• **Set task**: Rewrite all of the items below as one numbered list, with blank lines left out.

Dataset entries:
+++

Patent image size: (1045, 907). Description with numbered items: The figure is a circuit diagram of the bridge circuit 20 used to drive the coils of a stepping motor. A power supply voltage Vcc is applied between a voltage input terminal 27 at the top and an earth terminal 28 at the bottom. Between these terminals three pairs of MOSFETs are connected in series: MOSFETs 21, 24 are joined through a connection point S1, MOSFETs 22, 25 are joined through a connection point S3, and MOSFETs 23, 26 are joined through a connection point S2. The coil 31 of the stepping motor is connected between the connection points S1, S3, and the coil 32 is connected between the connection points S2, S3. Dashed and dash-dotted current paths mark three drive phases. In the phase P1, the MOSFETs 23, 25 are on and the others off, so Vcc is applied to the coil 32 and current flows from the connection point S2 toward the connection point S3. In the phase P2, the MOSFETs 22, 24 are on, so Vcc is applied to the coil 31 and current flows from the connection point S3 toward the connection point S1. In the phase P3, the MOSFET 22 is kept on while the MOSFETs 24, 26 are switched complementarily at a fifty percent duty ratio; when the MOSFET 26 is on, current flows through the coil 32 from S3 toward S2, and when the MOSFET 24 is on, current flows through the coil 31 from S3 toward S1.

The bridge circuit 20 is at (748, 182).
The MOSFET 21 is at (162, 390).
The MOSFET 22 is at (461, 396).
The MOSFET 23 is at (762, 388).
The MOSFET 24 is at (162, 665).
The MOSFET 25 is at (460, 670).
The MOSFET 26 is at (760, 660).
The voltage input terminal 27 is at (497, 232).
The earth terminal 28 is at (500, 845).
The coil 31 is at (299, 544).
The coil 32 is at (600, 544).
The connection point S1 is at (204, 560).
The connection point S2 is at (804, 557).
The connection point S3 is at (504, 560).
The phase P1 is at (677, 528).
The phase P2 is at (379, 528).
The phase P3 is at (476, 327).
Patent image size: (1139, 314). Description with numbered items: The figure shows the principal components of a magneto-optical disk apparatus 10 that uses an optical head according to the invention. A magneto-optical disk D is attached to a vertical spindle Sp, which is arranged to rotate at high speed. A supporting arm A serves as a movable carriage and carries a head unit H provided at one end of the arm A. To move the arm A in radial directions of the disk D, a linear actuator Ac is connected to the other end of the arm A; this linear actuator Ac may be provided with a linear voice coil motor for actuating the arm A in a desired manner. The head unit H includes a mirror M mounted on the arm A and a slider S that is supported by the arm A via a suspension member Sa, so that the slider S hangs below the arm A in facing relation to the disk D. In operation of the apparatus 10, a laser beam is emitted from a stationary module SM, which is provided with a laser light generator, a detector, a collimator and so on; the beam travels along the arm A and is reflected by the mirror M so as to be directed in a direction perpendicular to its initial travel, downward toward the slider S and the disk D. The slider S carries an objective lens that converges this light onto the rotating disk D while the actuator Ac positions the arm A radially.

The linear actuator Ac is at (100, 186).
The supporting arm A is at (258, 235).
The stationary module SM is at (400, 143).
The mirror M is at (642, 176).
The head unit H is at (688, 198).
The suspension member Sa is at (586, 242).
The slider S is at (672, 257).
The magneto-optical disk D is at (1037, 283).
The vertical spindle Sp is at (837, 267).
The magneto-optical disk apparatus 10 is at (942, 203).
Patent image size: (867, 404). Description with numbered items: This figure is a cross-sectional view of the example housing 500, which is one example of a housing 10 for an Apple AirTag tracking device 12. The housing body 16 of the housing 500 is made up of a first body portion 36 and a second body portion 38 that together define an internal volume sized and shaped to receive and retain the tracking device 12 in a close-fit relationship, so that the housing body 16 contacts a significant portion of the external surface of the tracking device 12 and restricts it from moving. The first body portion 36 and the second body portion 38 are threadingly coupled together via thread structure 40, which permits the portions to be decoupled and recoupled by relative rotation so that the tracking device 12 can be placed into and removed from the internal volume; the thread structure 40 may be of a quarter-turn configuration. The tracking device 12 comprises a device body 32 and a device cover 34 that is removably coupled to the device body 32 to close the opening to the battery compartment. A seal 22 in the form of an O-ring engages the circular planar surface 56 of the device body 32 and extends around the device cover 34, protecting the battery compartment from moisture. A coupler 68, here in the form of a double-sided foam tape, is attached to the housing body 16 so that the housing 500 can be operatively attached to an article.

+++

• **Solved problem**:
1. Patent image size: (1045, 907). Description with numbered items: The figure is a circuit diagram of the bridge circuit 20 used to drive the coils of a stepping motor. A power supply voltage Vcc is applied between a voltage input terminal 27 at the top and an earth terminal 28 at the bottom. Between these terminals three pairs of MOSFETs are connected in series: MOSFETs 21, 24 are joined through a connection point S1, MOSFETs 22, 25 are joined through a connection point S3, and MOSFETs 23, 26 are joined through a connection point S2. The coil 31 of the stepping motor is connected between the connection points S1, S3, and the coil 32 is connected between the connection points S2, S3. Dashed and dash-dotted current paths mark three drive phases. In the phase P1, the MOSFETs 23, 25 are on and the others off, so Vcc is applied to the coil 32 and current flows from the connection point S2 toward the connection point S3. In the phase P2, the MOSFETs 22, 24 are on, so Vcc is applied to the coil 31 and current flows from the connection point S3 toward the connection point S1. In the phase P3, the MOSFET 22 is kept on while the MOSFETs 24, 26 are switched complementarily at a fifty percent duty ratio; when the MOSFET 26 is on, current flows through the coil 32 from S3 toward S2, and when the MOSFET 24 is on, current flows through the coil 31 from S3 toward S1.
2. The bridge circuit 20 is at (748, 182).
3. The MOSFET 21 is at (162, 390).
4. The MOSFET 22 is at (461, 396).
5. The MOSFET 23 is at (762, 388).
6. The MOSFET 24 is at (162, 665).
7. The MOSFET 25 is at (460, 670).
8. The MOSFET 26 is at (760, 660).
9. The voltage input terminal 27 is at (497, 232).
10. The earth terminal 28 is at (500, 845).
11. The coil 31 is at (299, 544).
12. The coil 32 is at (600, 544).
13. The connection point S1 is at (204, 560).
14. The connection point S2 is at (804, 557).
15. The connection point S3 is at (504, 560).
16. The phase P1 is at (677, 528).
17. The phase P2 is at (379, 528).
18. The phase P3 is at (476, 327).
19. Patent image size: (1139, 314). Description with numbered items: The figure shows the principal components of a magneto-optical disk apparatus 10 that uses an optical head according to the invention. A magneto-optical disk D is attached to a vertical spindle Sp, which is arranged to rotate at high speed. A supporting arm A serves as a movable carriage and carries a head unit H provided at one end of the arm A. To move the arm A in radial directions of the disk D, a linear actuator Ac is connected to the other end of the arm A; this linear actuator Ac may be provided with a linear voice coil motor for actuating the arm A in a desired manner. The head unit H includes a mirror M mounted on the arm A and a slider S that is supported by the arm A via a suspension member Sa, so that the slider S hangs below the arm A in facing relation to the disk D. In operation of the apparatus 10, a laser beam is emitted from a stationary module SM, which is provided with a laser light generator, a detector, a collimator and so on; the beam travels along the arm A and is reflected by the mirror M so as to be directed in a direction perpendicular to its initial travel, downward toward the slider S and the disk D. The slider S carries an objective lens that converges this light onto the rotating disk D while the actuator Ac positions the arm A radially.
20. The linear actuator Ac is at (100, 186).
21. The supporting arm A is at (258, 235).
22. The stationary module SM is at (400, 143).
23. The mirror M is at (642, 176).
24. The head unit H is at (688, 198).
25. The suspension member Sa is at (586, 242).
26. The slider S is at (672, 257).
27. The magneto-optical disk D is at (1037, 283).
28. The vertical spindle Sp is at (837, 267).
29. The magneto-optical disk apparatus 10 is at (942, 203).
30. Patent image size: (867, 404). Description with numbered items: This figure is a cross-sectional view of the example housing 500, which is one example of a housing 10 for an Apple AirTag tracking device 12. The housing body 16 of the housing 500 is made up of a first body portion 36 and a second body portion 38 that together define an internal volume sized and shaped to receive and retain the tracking device 12 in a close-fit relationship, so that the housing body 16 contacts a significant portion of the external surface of the tracking device 12 and restricts it from moving. The first body portion 36 and the second body portion 38 are threadingly coupled together via thread structure 40, which permits the portions to be decoupled and recoupled by relative rotation so that the tracking device 12 can be placed into and removed from the internal volume; the thread structure 40 may be of a quarter-turn configuration. The tracking device 12 comprises a device body 32 and a device cover 34 that is removably coupled to the device body 32 to close the opening to the battery compartment. A seal 22 in the form of an O-ring engages the circular planar surface 56 of the device body 32 and extends around the device cover 34, protecting the battery compartment from moisture. A coupler 68, here in the form of a double-sided foam tape, is attached to the housing body 16 so that the housing 500 can be operatively attached to an article.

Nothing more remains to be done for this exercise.